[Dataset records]
[Start]

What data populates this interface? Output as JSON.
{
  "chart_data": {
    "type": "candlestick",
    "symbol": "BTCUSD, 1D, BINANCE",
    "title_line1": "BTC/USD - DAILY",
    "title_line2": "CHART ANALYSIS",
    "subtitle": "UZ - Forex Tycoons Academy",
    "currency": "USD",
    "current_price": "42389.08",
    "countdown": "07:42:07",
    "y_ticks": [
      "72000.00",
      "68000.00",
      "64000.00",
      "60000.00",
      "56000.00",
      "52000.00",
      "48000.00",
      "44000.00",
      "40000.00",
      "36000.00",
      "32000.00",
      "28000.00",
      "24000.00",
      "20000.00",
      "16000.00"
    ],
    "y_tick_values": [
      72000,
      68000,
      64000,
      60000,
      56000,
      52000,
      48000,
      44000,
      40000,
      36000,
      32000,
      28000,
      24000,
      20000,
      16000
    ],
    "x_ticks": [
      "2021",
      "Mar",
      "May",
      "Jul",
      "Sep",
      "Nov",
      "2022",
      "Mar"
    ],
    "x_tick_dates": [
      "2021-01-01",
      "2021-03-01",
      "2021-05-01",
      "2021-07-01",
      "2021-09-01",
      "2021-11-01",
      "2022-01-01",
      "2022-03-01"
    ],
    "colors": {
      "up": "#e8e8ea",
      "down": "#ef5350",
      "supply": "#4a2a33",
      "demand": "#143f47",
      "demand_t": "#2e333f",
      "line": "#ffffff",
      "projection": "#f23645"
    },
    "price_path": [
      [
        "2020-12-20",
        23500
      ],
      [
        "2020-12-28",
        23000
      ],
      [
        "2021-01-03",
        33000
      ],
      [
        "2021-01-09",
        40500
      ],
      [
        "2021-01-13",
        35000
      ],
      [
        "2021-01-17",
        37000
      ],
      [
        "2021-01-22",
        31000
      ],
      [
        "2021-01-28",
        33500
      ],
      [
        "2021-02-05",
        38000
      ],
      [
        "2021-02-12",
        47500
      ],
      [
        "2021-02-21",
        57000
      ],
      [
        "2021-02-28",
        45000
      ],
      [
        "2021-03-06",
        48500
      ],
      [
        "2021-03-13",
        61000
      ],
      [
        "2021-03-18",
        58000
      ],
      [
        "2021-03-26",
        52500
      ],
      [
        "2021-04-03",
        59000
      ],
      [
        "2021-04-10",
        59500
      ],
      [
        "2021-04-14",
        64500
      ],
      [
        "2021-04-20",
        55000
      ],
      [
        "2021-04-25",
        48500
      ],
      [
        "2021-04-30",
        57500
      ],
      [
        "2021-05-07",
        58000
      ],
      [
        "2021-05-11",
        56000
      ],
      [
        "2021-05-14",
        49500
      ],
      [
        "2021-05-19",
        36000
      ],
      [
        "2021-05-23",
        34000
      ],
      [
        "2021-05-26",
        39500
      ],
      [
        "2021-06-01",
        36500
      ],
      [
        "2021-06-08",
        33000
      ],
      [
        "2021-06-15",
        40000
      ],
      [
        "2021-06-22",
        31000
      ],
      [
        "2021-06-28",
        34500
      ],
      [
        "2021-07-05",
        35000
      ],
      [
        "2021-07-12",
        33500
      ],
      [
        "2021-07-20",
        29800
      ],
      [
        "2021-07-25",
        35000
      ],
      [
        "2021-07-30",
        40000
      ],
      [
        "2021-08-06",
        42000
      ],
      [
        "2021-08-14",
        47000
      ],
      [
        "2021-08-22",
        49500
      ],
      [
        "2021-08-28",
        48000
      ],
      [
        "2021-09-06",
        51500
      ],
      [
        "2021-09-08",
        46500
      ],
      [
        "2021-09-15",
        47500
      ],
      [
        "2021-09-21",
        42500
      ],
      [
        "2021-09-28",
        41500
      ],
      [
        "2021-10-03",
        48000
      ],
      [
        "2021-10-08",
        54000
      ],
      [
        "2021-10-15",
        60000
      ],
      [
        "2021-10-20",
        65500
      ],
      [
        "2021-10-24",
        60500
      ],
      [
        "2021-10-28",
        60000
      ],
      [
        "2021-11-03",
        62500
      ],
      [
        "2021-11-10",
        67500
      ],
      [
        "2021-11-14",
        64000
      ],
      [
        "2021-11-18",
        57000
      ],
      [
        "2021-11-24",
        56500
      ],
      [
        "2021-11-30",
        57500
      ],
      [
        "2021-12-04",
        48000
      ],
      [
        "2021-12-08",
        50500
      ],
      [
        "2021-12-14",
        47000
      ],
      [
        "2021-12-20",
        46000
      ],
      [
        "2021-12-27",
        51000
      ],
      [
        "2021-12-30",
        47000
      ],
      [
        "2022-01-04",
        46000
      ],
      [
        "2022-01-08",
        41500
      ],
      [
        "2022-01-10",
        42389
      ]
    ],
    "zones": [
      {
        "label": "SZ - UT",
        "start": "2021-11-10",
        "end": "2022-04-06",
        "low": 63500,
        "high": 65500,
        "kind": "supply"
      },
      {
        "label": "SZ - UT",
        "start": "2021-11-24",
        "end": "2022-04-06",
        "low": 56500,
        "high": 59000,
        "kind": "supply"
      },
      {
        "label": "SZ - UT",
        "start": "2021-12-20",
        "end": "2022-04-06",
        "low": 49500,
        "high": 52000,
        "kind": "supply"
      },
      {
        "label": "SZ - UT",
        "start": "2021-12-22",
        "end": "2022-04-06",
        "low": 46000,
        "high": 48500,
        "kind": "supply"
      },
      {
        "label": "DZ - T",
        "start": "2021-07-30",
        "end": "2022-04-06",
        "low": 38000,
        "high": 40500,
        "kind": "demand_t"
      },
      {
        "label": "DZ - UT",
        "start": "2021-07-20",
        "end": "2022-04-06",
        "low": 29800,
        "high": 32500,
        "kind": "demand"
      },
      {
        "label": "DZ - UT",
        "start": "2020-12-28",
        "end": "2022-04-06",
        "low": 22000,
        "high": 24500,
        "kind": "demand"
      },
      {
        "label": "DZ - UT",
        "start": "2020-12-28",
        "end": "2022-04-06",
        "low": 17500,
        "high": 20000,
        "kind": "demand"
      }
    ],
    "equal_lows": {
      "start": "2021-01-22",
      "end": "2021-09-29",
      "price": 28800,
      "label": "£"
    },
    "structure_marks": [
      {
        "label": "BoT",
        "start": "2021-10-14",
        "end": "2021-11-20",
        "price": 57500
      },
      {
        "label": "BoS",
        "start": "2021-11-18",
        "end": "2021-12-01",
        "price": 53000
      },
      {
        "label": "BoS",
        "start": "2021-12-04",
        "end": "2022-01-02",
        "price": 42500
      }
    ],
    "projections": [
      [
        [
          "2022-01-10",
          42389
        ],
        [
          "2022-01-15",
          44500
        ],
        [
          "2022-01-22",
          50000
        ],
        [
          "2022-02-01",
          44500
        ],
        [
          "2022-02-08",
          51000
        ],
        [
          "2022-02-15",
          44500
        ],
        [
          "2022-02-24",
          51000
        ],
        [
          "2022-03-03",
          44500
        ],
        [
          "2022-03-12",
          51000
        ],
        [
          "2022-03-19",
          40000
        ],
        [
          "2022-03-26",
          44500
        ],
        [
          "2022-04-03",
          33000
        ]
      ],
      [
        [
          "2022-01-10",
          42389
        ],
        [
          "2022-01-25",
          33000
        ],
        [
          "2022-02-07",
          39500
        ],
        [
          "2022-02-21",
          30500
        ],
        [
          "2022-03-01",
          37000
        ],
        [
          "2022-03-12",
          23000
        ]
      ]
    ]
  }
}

[End]

■ What you have to do
Repeat the lines above exactly.

■ Answer to this problem
What data populates this interface? Output as JSON.
{
  "chart_data": {
    "type": "candlestick",
    "symbol": "BTCUSD, 1D, BINANCE",
    "title_line1": "BTC/USD - DAILY",
    "title_line2": "CHART ANALYSIS",
    "subtitle": "UZ - Forex Tycoons Academy",
    "currency": "USD",
    "current_price": "42389.08",
    "countdown": "07:42:07",
    "y_ticks": [
      "72000.00",
      "68000.00",
      "64000.00",
      "60000.00",
      "56000.00",
      "52000.00",
      "48000.00",
      "44000.00",
      "40000.00",
      "36000.00",
      "32000.00",
      "28000.00",
      "24000.00",
      "20000.00",
      "16000.00"
    ],
    "y_tick_values": [
      72000,
      68000,
      64000,
      60000,
      56000,
      52000,
      48000,
      44000,
      40000,
      36000,
      32000,
      28000,
      24000,
      20000,
      16000
    ],
    "x_ticks": [
      "2021",
      "Mar",
      "May",
      "Jul",
      "Sep",
      "Nov",
      "2022",
      "Mar"
    ],
    "x_tick_dates": [
      "2021-01-01",
      "2021-03-01",
      "2021-05-01",
      "2021-07-01",
      "2021-09-01",
      "2021-11-01",
      "2022-01-01",
      "2022-03-01"
    ],
    "colors": {
      "up": "#e8e8ea",
      "down": "#ef5350",
      "supply": "#4a2a33",
      "demand": "#143f47",
      "demand_t": "#2e333f",
      "line": "#ffffff",
      "projection": "#f23645"
    },
    "price_path": [
      [
        "2020-12-20",
        23500
      ],
      [
        "2020-12-28",
        23000
      ],
      [
        "2021-01-03",
        33000
      ],
      [
        "2021-01-09",
        40500
      ],
      [
        "2021-01-13",
        35000
      ],
      [
        "2021-01-17",
        37000
      ],
      [
        "2021-01-22",
        31000
      ],
      [
        "2021-01-28",
        33500
      ],
      [
        "2021-02-05",
        38000
      ],
      [
        "2021-02-12",
        47500
      ],
      [
        "2021-02-21",
        57000
      ],
      [
        "2021-02-28",
        45000
      ],
      [
        "2021-03-06",
        48500
      ],
      [
        "2021-03-13",
        61000
      ],
      [
        "2021-03-18",
        58000
      ],
      [
        "2021-03-26",
        52500
      ],
      [
        "2021-04-03",
        59000
      ],
      [
        "2021-04-10",
        59500
      ],
      [
        "2021-04-14",
        64500
      ],
      [
        "2021-04-20",
        55000
      ],
      [
        "2021-04-25",
        48500
      ],
      [
        "2021-04-30",
        57500
      ],
      [
        "2021-05-07",
        58000
      ],
      [
        "2021-05-11",
        56000
      ],
      [
        "2021-05-14",
        49500
      ],
      [
        "2021-05-19",
        36000
      ],
      [
        "2021-05-23",
        34000
      ],
      [
        "2021-05-26",
        39500
      ],
      [
        "2021-06-01",
        36500
      ],
      [
        "2021-06-08",
        33000
      ],
      [
        "2021-06-15",
        40000
      ],
      [
        "2021-06-22",
        31000
      ],
      [
        "2021-06-28",
        34500
      ],
      [
        "2021-07-05",
        35000
      ],
      [
        "2021-07-12",
        33500
      ],
      [
        "2021-07-20",
        29800
      ],
      [
        "2021-07-25",
        35000
      ],
      [
        "2021-07-30",
        40000
      ],
      [
        "2021-08-06",
        42000
      ],
      [
        "2021-08-14",
        47000
      ],
      [
        "2021-08-22",
        49500
      ],
      [
        "2021-08-28",
        48000
      ],
      [
        "2021-09-06",
        51500
      ],
      [
        "2021-09-08",
        46500
      ],
      [
        "2021-09-15",
        47500
      ],
      [
        "2021-09-21",
        42500
      ],
      [
        "2021-09-28",
        41500
      ],
      [
        "2021-10-03",
        48000
      ],
      [
        "2021-10-08",
        54000
      ],
      [
        "2021-10-15",
        60000
      ],
      [
        "2021-10-20",
        65500
      ],
      [
        "2021-10-24",
        60500
      ],
      [
        "2021-10-28",
        60000
      ],
      [
        "2021-11-03",
        62500
      ],
      [
        "2021-11-10",
        67500
      ],
      [
        "2021-11-14",
        64000
      ],
      [
        "2021-11-18",
        57000
      ],
      [
        "2021-11-24",
        56500
      ],
      [
        "2021-11-30",
        57500
      ],
      [
        "2021-12-04",
        48000
      ],
      [
        "2021-12-08",
        50500
      ],
      [
        "2021-12-14",
        47000
      ],
      [
        "2021-12-20",
        46000
      ],
      [
        "2021-12-27",
        51000
      ],
      [
        "2021-12-30",
        47000
      ],
      [
        "2022-01-04",
        46000
      ],
      [
        "2022-01-08",
        41500
      ],
      [
        "2022-01-10",
        42389
      ]
    ],
    "zones": [
      {
        "label": "SZ - UT",
        "start": "2021-11-10",
        "end": "2022-04-06",
        "low": 63500,
        "high": 65500,
        "kind": "supply"
      },
      {
        "label": "SZ - UT",
        "start": "2021-11-24",
        "end": "2022-04-06",
        "low": 56500,
        "high": 59000,
        "kind": "supply"
      },
      {
        "label": "SZ - UT",
        "start": "2021-12-20",
        "end": "2022-04-06",
        "low": 49500,
        "high": 52000,
        "kind": "supply"
      },
      {
        "label": "SZ - UT",
        "start": "2021-12-22",
        "end": "2022-04-06",
        "low": 46000,
        "high": 48500,
        "kind": "supply"
      },
      {
        "label": "DZ - T",
        "start": "2021-07-30",
        "end": "2022-04-06",
        "low": 38000,
        "high": 40500,
        "kind": "demand_t"
      },
      {
        "label": "DZ - UT",
        "start": "2021-07-20",
        "end": "2022-04-06",
        "low": 29800,
        "high": 32500,
        "kind": "demand"
      },
      {
        "label": "DZ - UT",
        "start": "2020-12-28",
        "end": "2022-04-06",
        "low": 22000,
        "high": 24500,
        "kind": "demand"
      },
      {
        "label": "DZ - UT",
        "start": "2020-12-28",
        "end": "2022-04-06",
        "low": 17500,
        "high": 20000,
        "kind": "demand"
      }
    ],
    "equal_lows": {
      "start": "2021-01-22",
      "end": "2021-09-29",
      "price": 28800,
      "label": "£"
    },
    "structure_marks": [
      {
        "label": "BoT",
        "start": "2021-10-14",
        "end": "2021-11-20",
        "price": 57500
      },
      {
        "label": "BoS",
        "start": "2021-11-18",
        "end": "2021-12-01",
        "price": 53000
      },
      {
        "label": "BoS",
        "start": "2021-12-04",
        "end": "2022-01-02",
        "price": 42500
      }
    ],
    "projections": [
      [
        [
          "2022-01-10",
          42389
        ],
        [
          "2022-01-15",
          44500
        ],
        [
          "2022-01-22",
          50000
        ],
        [
          "2022-02-01",
          44500
        ],
        [
          "2022-02-08",
          51000
        ],
        [
          "2022-02-15",
          44500
        ],
        [
          "2022-02-24",
          51000
        ],
        [
          "2022-03-03",
          44500
        ],
        [
          "2022-03-12",
          51000
        ],
        [
          "2022-03-19",
          40000
        ],
        [
          "2022-03-26",
          44500
        ],
        [
          "2022-04-03",
          33000
        ]
      ],
      [
        [
          "2022-01-10",
          42389
        ],
        [
          "2022-01-25",
          33000
        ],
        [
          "2022-02-07",
          39500
        ],
        [
          "2022-02-21",
          30500
        ],
        [
          "2022-03-01",
          37000
        ],
        [
          "2022-03-12",
          23000
        ]
      ]
    ]
  }
}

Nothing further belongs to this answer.